**Directive**
Return the listing below exactly, with the pictures dropped.

(Extracted data entries)
========================================================================

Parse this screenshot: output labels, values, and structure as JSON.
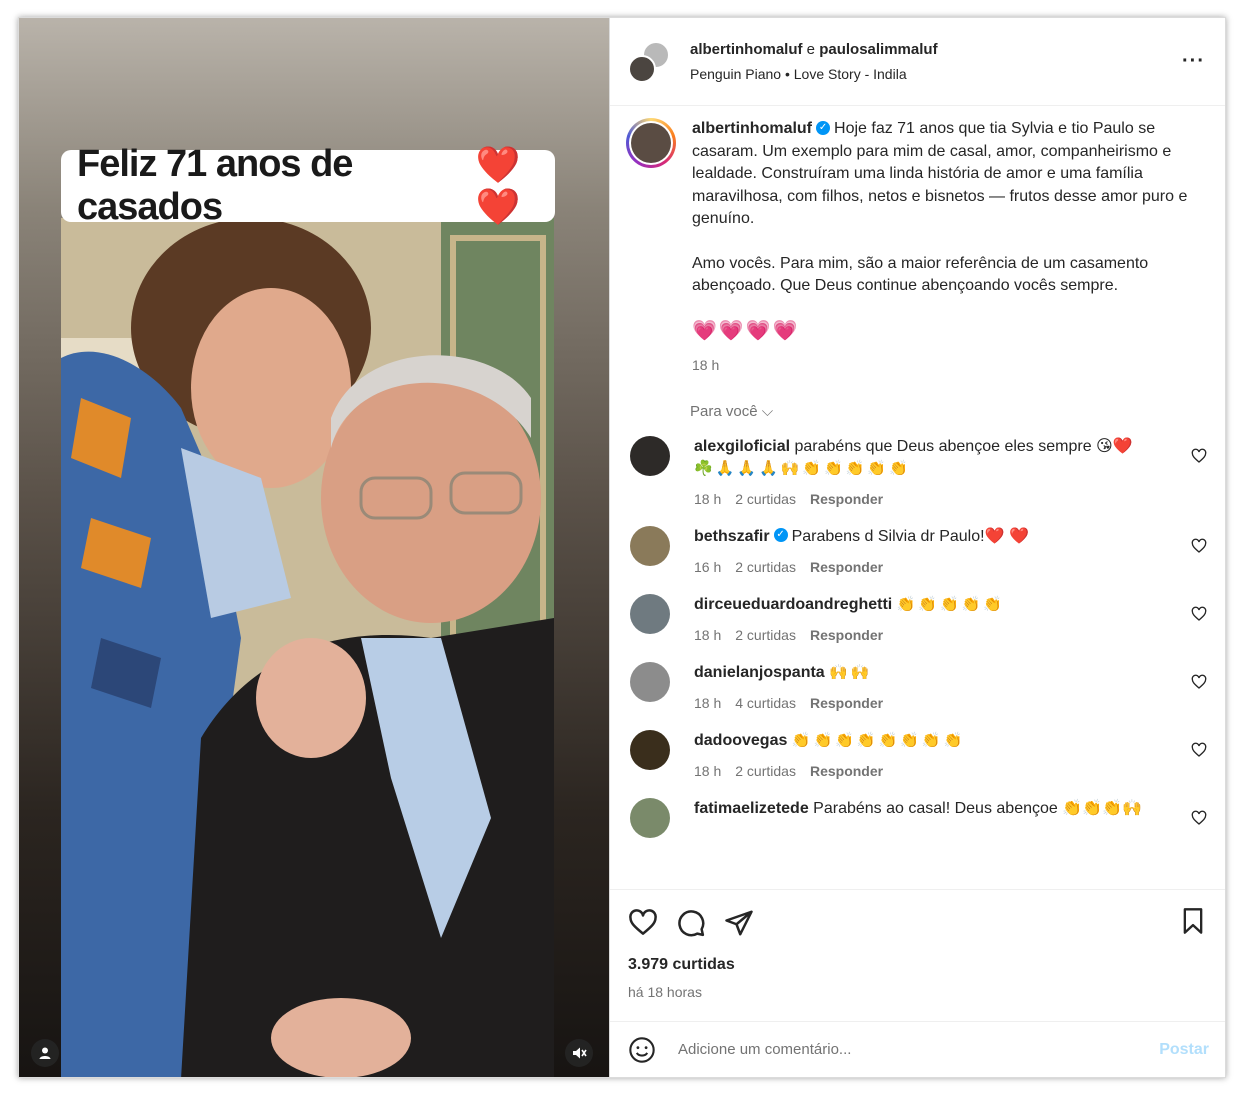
{
  "media": {
    "caption_text": "Feliz 71 anos de casados",
    "caption_hearts": "❤️❤️"
  },
  "header": {
    "user1": "albertinhomaluf",
    "connector": " e ",
    "user2": "paulosalimmaluf",
    "audio_artist": "Penguin Piano",
    "audio_sep": " • ",
    "audio_track": "Love Story - Indila",
    "more": "···"
  },
  "caption": {
    "username": "albertinhomaluf",
    "text1": "Hoje faz 71 anos que tia Sylvia e tio Paulo se casaram. Um exemplo para mim de casal, amor, companheirismo e lealdade. Construíram uma linda história de amor e uma família maravilhosa, com filhos, netos e bisnetos — frutos desse amor puro e genuíno.",
    "text2": "Amo vocês. Para mim, são a maior referência de um casamento abençoado. Que Deus continue abençoando vocês sempre.",
    "hearts": "💗💗💗💗",
    "time": "18 h"
  },
  "for_you": "Para você ⌵",
  "comments": [
    {
      "username": "alexgiloficial",
      "text": "parabéns que Deus abençoe eles sempre 😘❤️",
      "text2": "☘️🙏🙏🙏🙌👏👏👏👏👏",
      "time": "18 h",
      "likes": "2 curtidas",
      "reply": "Responder",
      "avatar": "#2d2a28"
    },
    {
      "username": "bethszafir",
      "text": "Parabens d Silvia dr Paulo!❤️ ❤️",
      "time": "16 h",
      "likes": "2 curtidas",
      "reply": "Responder",
      "avatar": "#8a7a5a"
    },
    {
      "username": "dirceueduardoandreghetti",
      "text": "👏👏👏👏👏",
      "time": "18 h",
      "likes": "2 curtidas",
      "reply": "Responder",
      "avatar": "#6f7a80"
    },
    {
      "username": "danielanjospanta",
      "text": "🙌🙌",
      "time": "18 h",
      "likes": "4 curtidas",
      "reply": "Responder",
      "avatar": "#8c8c8c"
    },
    {
      "username": "dadoovegas",
      "text": "👏👏👏👏👏👏👏👏",
      "time": "18 h",
      "likes": "2 curtidas",
      "reply": "Responder",
      "avatar": "#3a2e1c"
    },
    {
      "username": "fatimaelizetede",
      "text": "Parabéns ao casal! Deus abençoe 👏👏👏🙌",
      "time": "",
      "likes": "",
      "reply": "",
      "avatar": "#7a8a6a"
    }
  ],
  "actions": {
    "likes": "3.979 curtidas",
    "ago": "há 18 horas"
  },
  "composer": {
    "placeholder": "Adicione um comentário...",
    "post": "Postar"
  }
}
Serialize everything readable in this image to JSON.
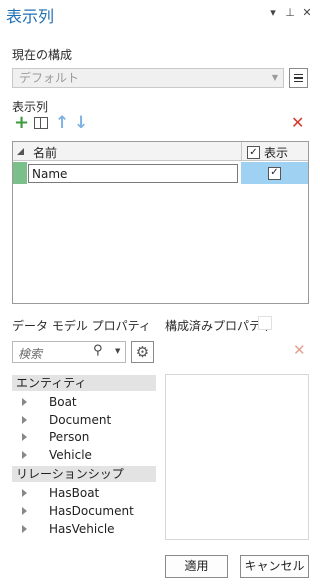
{
  "pane": {
    "title": "表示列",
    "controls": {
      "dropdown": "▾",
      "pin": "ф",
      "close": "×"
    }
  },
  "config": {
    "label": "現在の構成",
    "selected": "デフォルト"
  },
  "columns": {
    "label": "表示列",
    "header_name": "名前",
    "header_show": "表示",
    "rows": [
      {
        "name": "Name",
        "show": true
      }
    ]
  },
  "properties": {
    "data_model_label": "データ モデル プロパティ",
    "configured_label": "構成済みプロパティ",
    "search_placeholder": "検索"
  },
  "tree": {
    "groups": [
      {
        "label": "エンティティ",
        "items": [
          "Boat",
          "Document",
          "Person",
          "Vehicle"
        ]
      },
      {
        "label": "リレーションシップ",
        "items": [
          "HasBoat",
          "HasDocument",
          "HasVehicle"
        ]
      }
    ]
  },
  "buttons": {
    "apply": "適用",
    "cancel": "キャンセル"
  },
  "colors": {
    "title": "#1f6fb5",
    "add": "#3d9a3d",
    "delete": "#d23a2a",
    "selected_cell": "#9fd1f2",
    "row_marker": "#7bbf8a"
  },
  "icons": {
    "add": "plus-icon",
    "field": "field-icon",
    "move_up": "arrow-up-icon",
    "move_down": "arrow-down-icon",
    "delete": "x-icon",
    "search": "magnifier-icon",
    "settings": "gear-icon"
  }
}
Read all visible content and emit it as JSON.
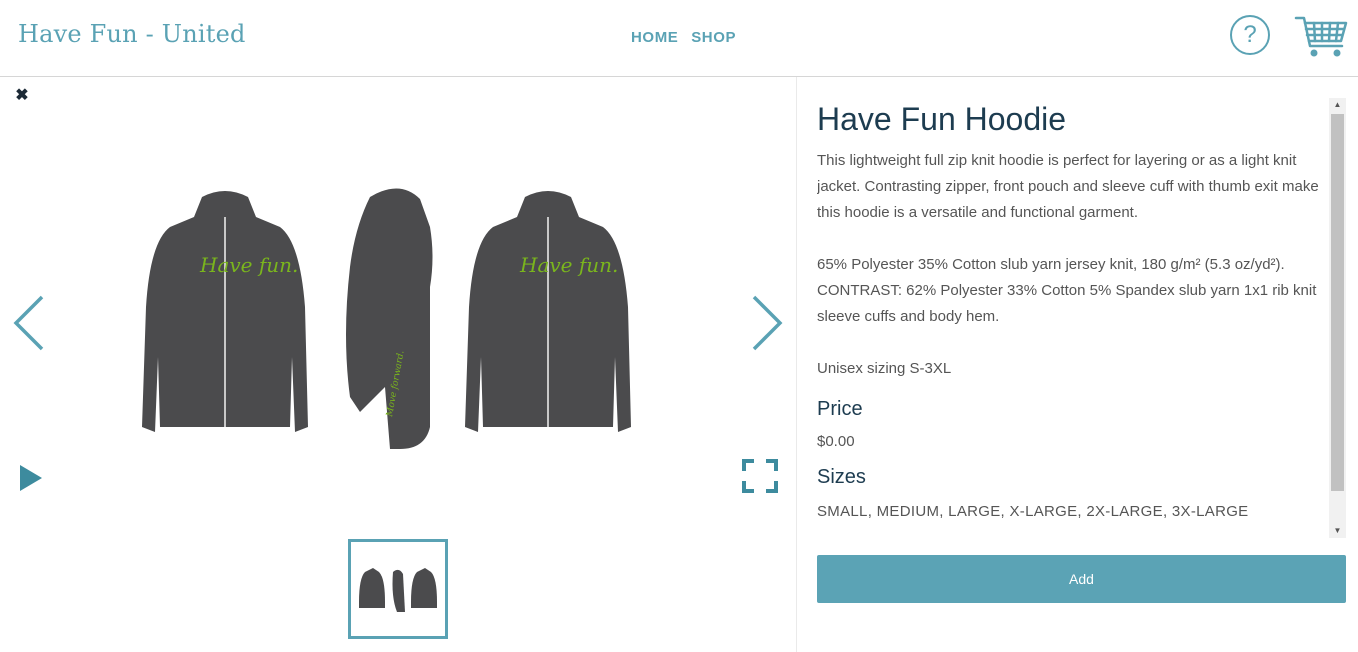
{
  "header": {
    "site_title": "Have Fun - United",
    "nav": [
      {
        "label": "HOME"
      },
      {
        "label": "SHOP"
      }
    ],
    "help_label": "?",
    "cart_icon": "shopping-cart-icon"
  },
  "gallery": {
    "close_label": "✖",
    "main_image_icon": "hoodie-three-views",
    "thumbnail_icon": "hoodie-three-views",
    "prev_icon": "chevron-left-icon",
    "next_icon": "chevron-right-icon",
    "play_icon": "play-icon",
    "fullscreen_icon": "fullscreen-icon",
    "print_text": "Have fun.",
    "sleeve_text": "Move forward."
  },
  "product": {
    "title": "Have Fun Hoodie",
    "description": [
      "This lightweight full zip knit hoodie is perfect for layering or as a light knit jacket. Contrasting zipper, front pouch and sleeve cuff with thumb exit make this hoodie is a versatile and functional garment.",
      "65% Polyester 35% Cotton slub yarn jersey knit, 180 g/m² (5.3 oz/yd²). CONTRAST: 62% Polyester 33% Cotton 5% Spandex slub yarn 1x1 rib knit sleeve cuffs and body hem.",
      "Unisex sizing S-3XL"
    ],
    "price_label": "Price",
    "price_value": "$0.00",
    "sizes_label": "Sizes",
    "sizes_value": "SMALL, MEDIUM, LARGE, X-LARGE, 2X-LARGE, 3X-LARGE"
  },
  "actions": {
    "add_label": "Add"
  },
  "colors": {
    "accent": "#5aa2b4",
    "title": "#1d3c50",
    "hoodie": "#4a4a4a",
    "print_green": "#7ab51d"
  }
}
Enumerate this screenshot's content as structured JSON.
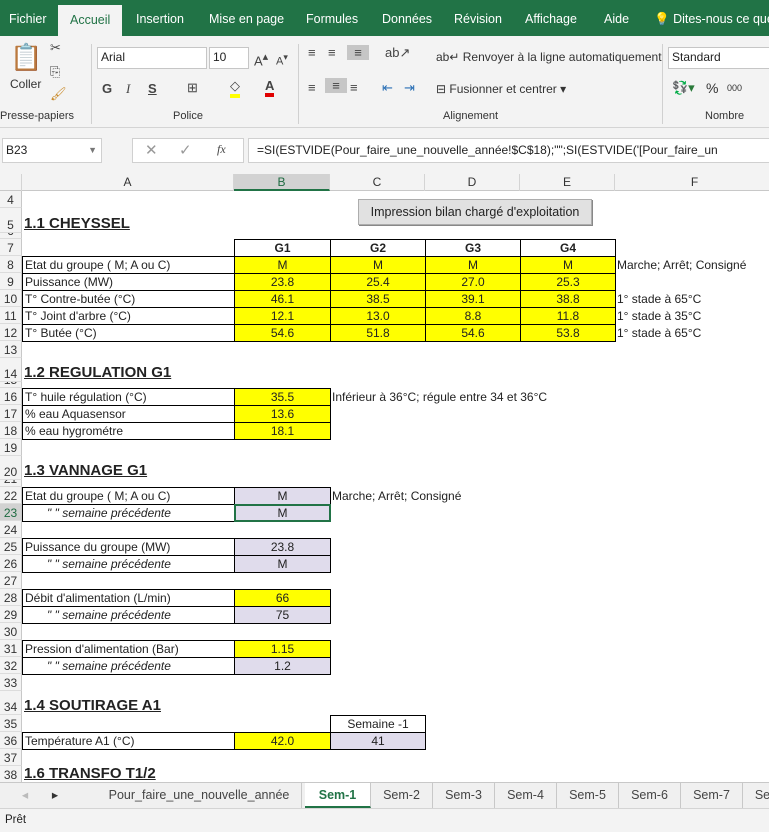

========================================================================

**Solution for this task**
Parse this screenshot: output labels, values, and structure as JSON.
{
  "media": {
    "caption_text": "Feliz 71 anos de casados",
    "caption_hearts": "❤️❤️"
  },
  "header": {
    "user1": "albertinhomaluf",
    "connector": " e ",
    "user2": "paulosalimmaluf",
    "audio_artist": "Penguin Piano",
    "audio_sep": " • ",
    "audio_track": "Love Story - Indila",
    "more": "···"
  },
  "caption": {
    "username": "albertinhomaluf",
    "text1": "Hoje faz 71 anos que tia Sylvia e tio Paulo se casaram. Um exemplo para mim de casal, amor, companheirismo e lealdade. Construíram uma linda história de amor e uma família maravilhosa, com filhos, netos e bisnetos — frutos desse amor puro e genuíno.",
    "text2": "Amo vocês. Para mim, são a maior referência de um casamento abençoado. Que Deus continue abençoando vocês sempre.",
    "hearts": "💗💗💗💗",
    "time": "18 h"
  },
  "for_you": "Para você ⌵",
  "comments": [
    {
      "username": "alexgiloficial",
      "text": "parabéns que Deus abençoe eles sempre 😘❤️",
      "text2": "☘️🙏🙏🙏🙌👏👏👏👏👏",
      "time": "18 h",
      "likes": "2 curtidas",
      "reply": "Responder",
      "avatar": "#2d2a28"
    },
    {
      "username": "bethszafir",
      "text": "Parabens d Silvia dr Paulo!❤️ ❤️",
      "time": "16 h",
      "likes": "2 curtidas",
      "reply": "Responder",
      "avatar": "#8a7a5a"
    },
    {
      "username": "dirceueduardoandreghetti",
      "text": "👏👏👏👏👏",
      "time": "18 h",
      "likes": "2 curtidas",
      "reply": "Responder",
      "avatar": "#6f7a80"
    },
    {
      "username": "danielanjospanta",
      "text": "🙌🙌",
      "time": "18 h",
      "likes": "4 curtidas",
      "reply": "Responder",
      "avatar": "#8c8c8c"
    },
    {
      "username": "dadoovegas",
      "text": "👏👏👏👏👏👏👏👏",
      "time": "18 h",
      "likes": "2 curtidas",
      "reply": "Responder",
      "avatar": "#3a2e1c"
    },
    {
      "username": "fatimaelizetede",
      "text": "Parabéns ao casal! Deus abençoe 👏👏👏🙌",
      "time": "",
      "likes": "",
      "reply": "",
      "avatar": "#7a8a6a"
    }
  ],
  "actions": {
    "likes": "3.979 curtidas",
    "ago": "há 18 horas"
  },
  "composer": {
    "placeholder": "Adicione um comentário...",
    "post": "Postar"
  }
}
Serialize everything readable in this image to JSON.
{
  "pane": {
    "title": "表示列",
    "controls": {
      "dropdown": "▾",
      "pin": "ф",
      "close": "×"
    }
  },
  "config": {
    "label": "現在の構成",
    "selected": "デフォルト"
  },
  "columns": {
    "label": "表示列",
    "header_name": "名前",
    "header_show": "表示",
    "rows": [
      {
        "name": "Name",
        "show": true
      }
    ]
  },
  "properties": {
    "data_model_label": "データ モデル プロパティ",
    "configured_label": "構成済みプロパティ",
    "search_placeholder": "検索"
  },
  "tree": {
    "groups": [
      {
        "label": "エンティティ",
        "items": [
          "Boat",
          "Document",
          "Person",
          "Vehicle"
        ]
      },
      {
        "label": "リレーションシップ",
        "items": [
          "HasBoat",
          "HasDocument",
          "HasVehicle"
        ]
      }
    ]
  },
  "buttons": {
    "apply": "適用",
    "cancel": "キャンセル"
  },
  "colors": {
    "title": "#1f6fb5",
    "add": "#3d9a3d",
    "delete": "#d23a2a",
    "selected_cell": "#9fd1f2",
    "row_marker": "#7bbf8a"
  },
  "icons": {
    "add": "plus-icon",
    "field": "field-icon",
    "move_up": "arrow-up-icon",
    "move_down": "arrow-down-icon",
    "delete": "x-icon",
    "search": "magnifier-icon",
    "settings": "gear-icon"
  }
}
Read all visible content and emit it as JSON.
{
  "header": {
    "site_title": "Have Fun - United",
    "nav": [
      {
        "label": "HOME"
      },
      {
        "label": "SHOP"
      }
    ],
    "help_label": "?",
    "cart_icon": "shopping-cart-icon"
  },
  "gallery": {
    "close_label": "✖",
    "main_image_icon": "hoodie-three-views",
    "thumbnail_icon": "hoodie-three-views",
    "prev_icon": "chevron-left-icon",
    "next_icon": "chevron-right-icon",
    "play_icon": "play-icon",
    "fullscreen_icon": "fullscreen-icon",
    "print_text": "Have fun.",
    "sleeve_text": "Move forward."
  },
  "product": {
    "title": "Have Fun Hoodie",
    "description": [
      "This lightweight full zip knit hoodie is perfect for layering or as a light knit jacket. Contrasting zipper, front pouch and sleeve cuff with thumb exit make this hoodie is a versatile and functional garment.",
      "65% Polyester 35% Cotton slub yarn jersey knit, 180 g/m² (5.3 oz/yd²). CONTRAST: 62% Polyester 33% Cotton 5% Spandex slub yarn 1x1 rib knit sleeve cuffs and body hem.",
      "Unisex sizing S-3XL"
    ],
    "price_label": "Price",
    "price_value": "$0.00",
    "sizes_label": "Sizes",
    "sizes_value": "SMALL, MEDIUM, LARGE, X-LARGE, 2X-LARGE, 3X-LARGE"
  },
  "actions": {
    "add_label": "Add"
  },
  "colors": {
    "accent": "#5aa2b4",
    "title": "#1d3c50",
    "hoodie": "#4a4a4a",
    "print_green": "#7ab51d"
  }
}
Enumerate this screenshot's content as structured JSON.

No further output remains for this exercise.